■ THE REQUEST
Copy each line of the entries that contains the word "since".

##############################

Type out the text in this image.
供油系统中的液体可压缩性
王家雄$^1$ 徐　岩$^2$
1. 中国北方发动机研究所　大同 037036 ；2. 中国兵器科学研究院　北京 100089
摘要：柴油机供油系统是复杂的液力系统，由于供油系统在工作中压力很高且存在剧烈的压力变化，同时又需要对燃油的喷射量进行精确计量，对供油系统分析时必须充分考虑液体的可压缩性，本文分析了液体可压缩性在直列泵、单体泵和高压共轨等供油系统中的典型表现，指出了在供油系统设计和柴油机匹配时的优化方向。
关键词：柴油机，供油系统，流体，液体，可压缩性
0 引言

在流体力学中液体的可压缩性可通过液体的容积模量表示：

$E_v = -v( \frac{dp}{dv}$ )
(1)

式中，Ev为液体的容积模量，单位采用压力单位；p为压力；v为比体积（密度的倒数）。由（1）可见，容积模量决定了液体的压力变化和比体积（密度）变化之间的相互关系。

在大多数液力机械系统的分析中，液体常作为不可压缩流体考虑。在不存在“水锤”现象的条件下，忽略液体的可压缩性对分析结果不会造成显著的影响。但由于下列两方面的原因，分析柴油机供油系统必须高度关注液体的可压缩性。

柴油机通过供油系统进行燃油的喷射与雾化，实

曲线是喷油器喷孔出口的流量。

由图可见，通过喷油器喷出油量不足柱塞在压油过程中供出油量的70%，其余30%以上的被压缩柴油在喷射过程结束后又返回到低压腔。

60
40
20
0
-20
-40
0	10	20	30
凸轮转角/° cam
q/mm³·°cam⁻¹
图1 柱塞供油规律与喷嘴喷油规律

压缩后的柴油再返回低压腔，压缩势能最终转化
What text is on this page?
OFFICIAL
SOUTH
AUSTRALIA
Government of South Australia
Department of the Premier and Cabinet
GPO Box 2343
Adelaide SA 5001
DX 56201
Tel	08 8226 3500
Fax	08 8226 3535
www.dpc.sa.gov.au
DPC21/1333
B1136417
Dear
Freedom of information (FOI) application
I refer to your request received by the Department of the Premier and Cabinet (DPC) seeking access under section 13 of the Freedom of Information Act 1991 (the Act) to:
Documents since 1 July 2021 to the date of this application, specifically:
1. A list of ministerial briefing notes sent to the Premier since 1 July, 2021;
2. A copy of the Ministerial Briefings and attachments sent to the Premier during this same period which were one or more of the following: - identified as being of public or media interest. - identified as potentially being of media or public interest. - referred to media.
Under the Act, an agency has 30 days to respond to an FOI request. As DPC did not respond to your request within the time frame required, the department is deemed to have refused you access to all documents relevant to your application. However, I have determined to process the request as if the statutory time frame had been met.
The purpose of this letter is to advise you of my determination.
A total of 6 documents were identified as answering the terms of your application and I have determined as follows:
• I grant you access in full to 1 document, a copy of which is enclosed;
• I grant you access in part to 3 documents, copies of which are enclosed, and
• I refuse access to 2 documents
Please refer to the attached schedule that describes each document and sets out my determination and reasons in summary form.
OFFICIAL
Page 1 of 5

##############################

■ FINISHED ANSWER
Documents since 1 July 2021 to the date of this application, specifically:
1. A list of ministerial briefing notes sent to the Premier since 1 July, 2021;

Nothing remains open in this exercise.